# [EXERCISE INSTRUCTIONS]
Copy out the listing from the line containing "x-tick-label: 防守正负值 — [726, 670, 742, 735]" down through the line containing "heatmap-cell — [511, 558, 547, 594]", replacing "heatmap-cell" with "grid-cell" and changing nothing else. Return only those lines.

(Source records)
====================

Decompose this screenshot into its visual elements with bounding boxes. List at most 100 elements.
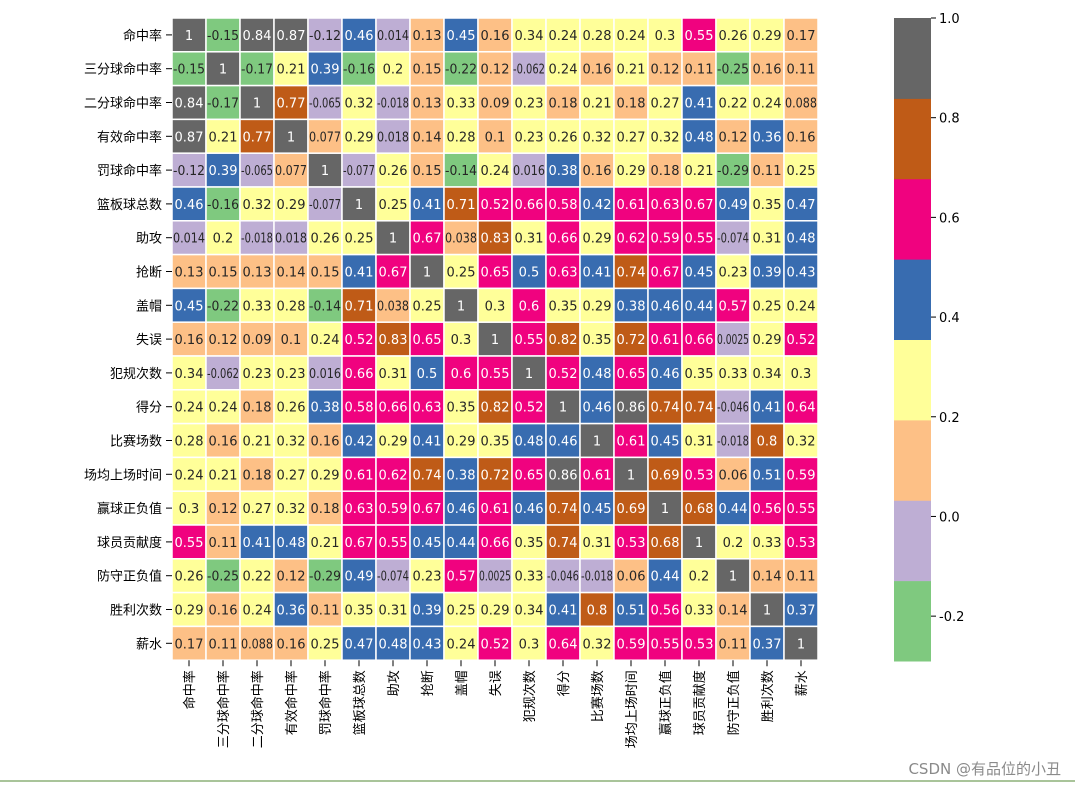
x-tick-label: 防守正负值 — [726, 670, 742, 735]
cell-value-label: 0.28 — [175, 435, 204, 450]
heatmap-cell — [613, 17, 649, 53]
heatmap-cell — [409, 287, 445, 323]
cell-value-label: 0.72 — [617, 333, 646, 348]
heatmap-cell — [443, 287, 479, 323]
colorbar-tick-label: 0.6 — [939, 211, 960, 226]
cell-value-label: 0.25 — [753, 299, 782, 314]
heatmap-cell — [511, 558, 547, 594]
heatmap-cell — [341, 524, 377, 560]
y-tick-label: 三分球命中率 — [84, 62, 162, 78]
cell-value-label: 0.61 — [345, 468, 374, 483]
heatmap-cell — [647, 253, 683, 290]
cell-value-label: 0.45 — [685, 266, 714, 281]
cell-value-label: 0.57 — [719, 299, 748, 314]
cell-value-label: 0.32 — [651, 130, 680, 145]
cell-value-label: 0.83 — [481, 232, 510, 247]
heatmap-cell — [783, 591, 819, 628]
cell-value-label: 0.34 — [175, 367, 204, 382]
cell-value-label: 0.69 — [617, 502, 646, 517]
cell-value-label: 0.15 — [209, 266, 238, 281]
cell-value-label: -0.29 — [717, 164, 749, 179]
cell-value-label: 0.87 — [175, 130, 204, 145]
cell-value-label: 0.25 — [447, 604, 476, 619]
cell-value-label: 0.45 — [651, 435, 680, 450]
cell-value-label: 0.67 — [413, 502, 442, 517]
cell-value-label: 0.62 — [379, 468, 408, 483]
cell-value-label: 1 — [355, 198, 363, 213]
heatmap-cell — [545, 389, 581, 425]
heatmap-cell — [409, 186, 445, 222]
heatmap-cell — [783, 186, 819, 222]
y-tick-label: 胜利次数 — [110, 603, 162, 619]
cell-value-label: 0.46 — [583, 401, 612, 416]
cell-value-label: 0.46 — [345, 29, 374, 44]
colorbar-segment — [894, 98, 931, 180]
cell-value-label: 0.43 — [413, 637, 442, 652]
cell-value-label: 0.27 — [651, 97, 680, 112]
cell-value-label: -0.14 — [445, 164, 477, 179]
heatmap-cell — [341, 422, 377, 459]
heatmap-cell — [749, 321, 785, 357]
cell-value-label: 0.28 — [447, 130, 476, 145]
cell-value-label: 0.077 — [309, 130, 341, 145]
cell-value-label: 0.24 — [311, 333, 340, 348]
cell-value-label: 0.49 — [345, 570, 374, 585]
heatmap-cell — [749, 456, 785, 492]
cell-value-label: 0.22 — [243, 570, 272, 585]
cell-value-label: 0.29 — [753, 333, 782, 348]
heatmap-cell — [477, 51, 513, 87]
heatmap-cell — [545, 355, 581, 391]
heatmap-cell — [239, 51, 275, 87]
cell-value-label: -0.17 — [207, 97, 239, 112]
cell-value-label: 0.61 — [651, 333, 680, 348]
cell-value-label: 0.33 — [685, 604, 714, 619]
cell-value-label: 0.46 — [549, 435, 578, 450]
heatmap-cell — [239, 389, 275, 425]
cell-value-label: 0.82 — [481, 401, 510, 416]
cell-value-label: 0.35 — [583, 333, 612, 348]
cell-value-label: 0.3 — [791, 367, 812, 382]
heatmap-cell — [749, 490, 785, 526]
heatmap-cell — [477, 253, 513, 290]
cell-value-label: 0.53 — [685, 468, 714, 483]
cell-value-label: 0.59 — [617, 637, 646, 652]
y-tick-label: 抢断 — [136, 265, 162, 281]
cell-value-label: 0.41 — [345, 266, 374, 281]
x-tick-label: 失误 — [489, 670, 504, 696]
cell-value-label: -0.25 — [207, 570, 239, 585]
cell-value-label: 0.53 — [685, 637, 714, 652]
x-tick-label: 命中率 — [182, 670, 198, 709]
cell-value-label: -0.15 — [173, 63, 205, 78]
x-tick-label: 有效命中率 — [284, 670, 300, 735]
heatmap-cell — [409, 389, 445, 425]
cell-value-label: 1 — [661, 502, 669, 517]
heatmap-cell — [205, 152, 241, 188]
cell-value-label: 0.42 — [345, 435, 374, 450]
cell-value-label: 0.17 — [175, 637, 204, 652]
heatmap-cell — [341, 253, 377, 290]
heatmap-cell — [749, 220, 785, 256]
heatmap-cell — [715, 17, 751, 53]
colorbar-tick-label: 0.8 — [939, 112, 960, 127]
heatmap-cell — [443, 355, 479, 391]
cell-value-label: 0.61 — [583, 468, 612, 483]
x-tick-label: 罚球命中率 — [318, 670, 334, 735]
cell-value-label: 0.71 — [345, 299, 374, 314]
cell-value-label: 0.35 — [549, 299, 578, 314]
heatmap-cell — [511, 152, 547, 188]
heatmap-cell — [749, 84, 785, 121]
cell-value-label: 0.16 — [277, 637, 306, 652]
heatmap-cell — [749, 558, 785, 594]
colorbar-tick-label: 0.2 — [939, 411, 960, 426]
cell-value-label: 0.39 — [209, 164, 238, 179]
heatmap-cell — [545, 625, 581, 661]
cell-value-label: 1 — [627, 468, 635, 483]
cell-value-label: 0.52 — [481, 198, 510, 213]
cell-value-label: 0.41 — [549, 604, 578, 619]
cell-value-label: 0.18 — [243, 401, 272, 416]
heatmap-cell — [681, 287, 717, 323]
cell-value-label: 0.64 — [549, 637, 578, 652]
heatmap-cell — [477, 118, 513, 154]
heatmap-cell — [545, 558, 581, 594]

====================

# [SOLUTION]
x-tick-label: 防守正负值 — [726, 670, 742, 735]
cell-value-label: 0.28 — [175, 435, 204, 450]
grid-cell — [613, 17, 649, 53]
grid-cell — [409, 287, 445, 323]
cell-value-label: 0.72 — [617, 333, 646, 348]
grid-cell — [443, 287, 479, 323]
colorbar-tick-label: 0.6 — [939, 211, 960, 226]
cell-value-label: 0.25 — [753, 299, 782, 314]
grid-cell — [511, 558, 547, 594]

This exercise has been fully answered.